» What needs to be done: Show every line in the records below that contains the word "name".

» Supplied records:
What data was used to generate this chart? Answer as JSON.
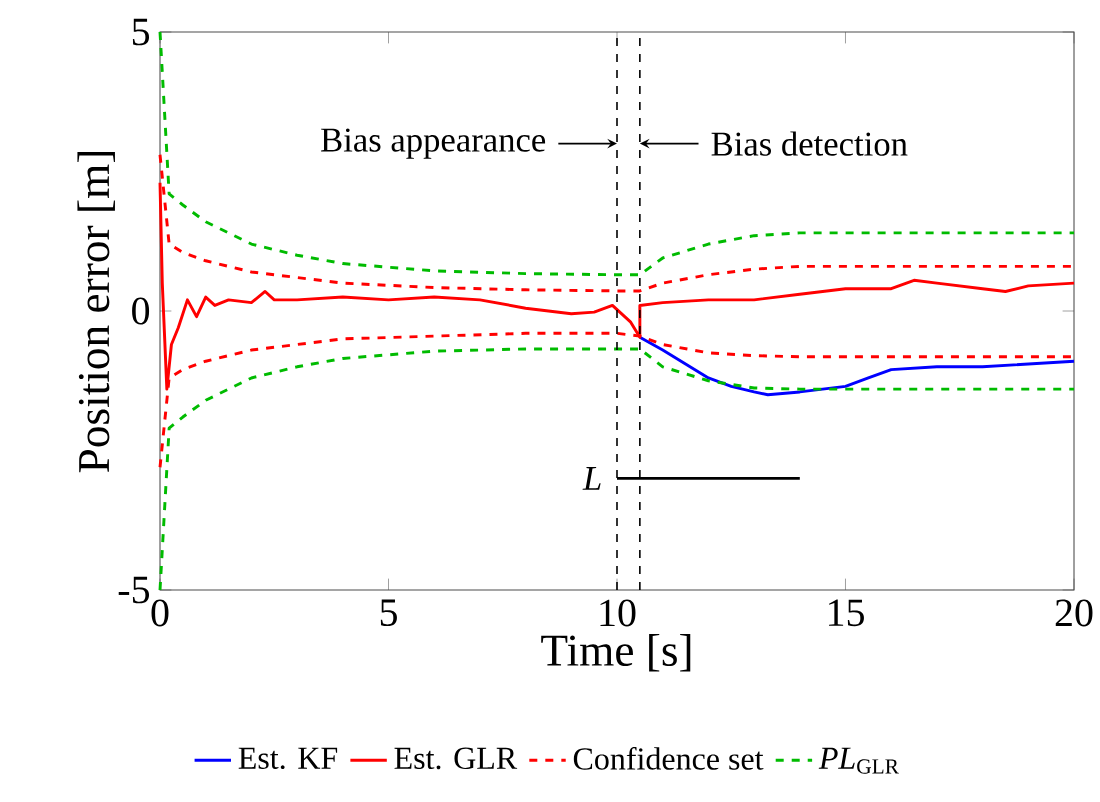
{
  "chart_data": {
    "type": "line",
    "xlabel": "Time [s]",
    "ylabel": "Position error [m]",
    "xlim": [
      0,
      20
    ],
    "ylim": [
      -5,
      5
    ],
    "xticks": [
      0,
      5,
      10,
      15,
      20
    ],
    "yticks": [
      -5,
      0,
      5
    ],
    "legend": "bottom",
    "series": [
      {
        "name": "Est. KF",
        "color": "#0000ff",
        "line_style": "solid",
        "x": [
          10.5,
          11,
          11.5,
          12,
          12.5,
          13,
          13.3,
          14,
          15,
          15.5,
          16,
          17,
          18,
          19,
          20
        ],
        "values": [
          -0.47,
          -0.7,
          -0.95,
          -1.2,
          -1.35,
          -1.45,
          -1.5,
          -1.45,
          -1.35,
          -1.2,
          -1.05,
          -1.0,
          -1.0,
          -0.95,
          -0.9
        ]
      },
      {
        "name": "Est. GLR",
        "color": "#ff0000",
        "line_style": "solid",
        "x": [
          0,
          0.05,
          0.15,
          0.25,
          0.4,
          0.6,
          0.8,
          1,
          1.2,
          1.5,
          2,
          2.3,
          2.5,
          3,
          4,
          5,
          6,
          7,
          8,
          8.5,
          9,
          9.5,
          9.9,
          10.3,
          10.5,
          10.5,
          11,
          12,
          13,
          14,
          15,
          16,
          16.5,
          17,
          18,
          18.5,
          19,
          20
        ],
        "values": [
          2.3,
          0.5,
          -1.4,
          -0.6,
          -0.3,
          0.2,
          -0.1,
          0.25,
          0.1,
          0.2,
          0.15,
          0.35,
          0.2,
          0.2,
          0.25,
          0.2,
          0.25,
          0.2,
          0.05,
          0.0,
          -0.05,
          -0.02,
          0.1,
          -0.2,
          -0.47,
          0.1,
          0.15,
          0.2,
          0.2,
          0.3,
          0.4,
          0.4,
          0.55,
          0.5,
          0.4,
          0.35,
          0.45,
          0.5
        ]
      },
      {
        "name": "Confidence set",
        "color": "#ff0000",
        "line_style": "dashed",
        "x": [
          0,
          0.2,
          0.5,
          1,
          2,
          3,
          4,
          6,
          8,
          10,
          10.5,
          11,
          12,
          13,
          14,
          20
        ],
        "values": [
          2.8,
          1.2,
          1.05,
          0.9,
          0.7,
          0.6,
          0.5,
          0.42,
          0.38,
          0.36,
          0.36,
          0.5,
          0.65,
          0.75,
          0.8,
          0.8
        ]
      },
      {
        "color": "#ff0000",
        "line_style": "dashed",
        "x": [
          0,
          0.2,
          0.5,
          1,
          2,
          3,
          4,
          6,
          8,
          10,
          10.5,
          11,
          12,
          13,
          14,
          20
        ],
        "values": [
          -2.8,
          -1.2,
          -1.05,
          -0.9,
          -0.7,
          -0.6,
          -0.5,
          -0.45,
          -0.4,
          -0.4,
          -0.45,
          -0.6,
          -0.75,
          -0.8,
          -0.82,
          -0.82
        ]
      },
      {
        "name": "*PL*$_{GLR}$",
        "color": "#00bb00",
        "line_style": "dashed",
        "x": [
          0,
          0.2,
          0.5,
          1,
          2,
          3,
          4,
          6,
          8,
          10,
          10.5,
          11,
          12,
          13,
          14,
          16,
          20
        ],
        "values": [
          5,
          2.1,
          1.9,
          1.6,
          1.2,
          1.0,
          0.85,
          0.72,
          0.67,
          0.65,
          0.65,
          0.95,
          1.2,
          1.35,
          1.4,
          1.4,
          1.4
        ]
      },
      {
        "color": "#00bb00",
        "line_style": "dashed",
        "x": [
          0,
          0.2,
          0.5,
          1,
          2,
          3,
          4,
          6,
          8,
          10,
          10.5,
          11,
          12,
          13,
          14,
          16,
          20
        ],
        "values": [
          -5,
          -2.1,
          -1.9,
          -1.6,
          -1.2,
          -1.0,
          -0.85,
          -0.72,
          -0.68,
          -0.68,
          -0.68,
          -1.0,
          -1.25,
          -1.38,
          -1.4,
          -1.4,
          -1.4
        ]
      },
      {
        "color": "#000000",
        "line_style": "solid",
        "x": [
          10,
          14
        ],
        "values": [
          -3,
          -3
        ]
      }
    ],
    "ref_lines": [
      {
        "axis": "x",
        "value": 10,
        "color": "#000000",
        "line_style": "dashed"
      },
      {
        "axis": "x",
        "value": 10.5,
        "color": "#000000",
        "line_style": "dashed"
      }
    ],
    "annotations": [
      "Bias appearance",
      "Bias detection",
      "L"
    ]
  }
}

» Correct answer:
        "name": "Est. KF",
        "name": "Est. GLR",
        "name": "Confidence set",
        "name": "*PL*$_{GLR}$",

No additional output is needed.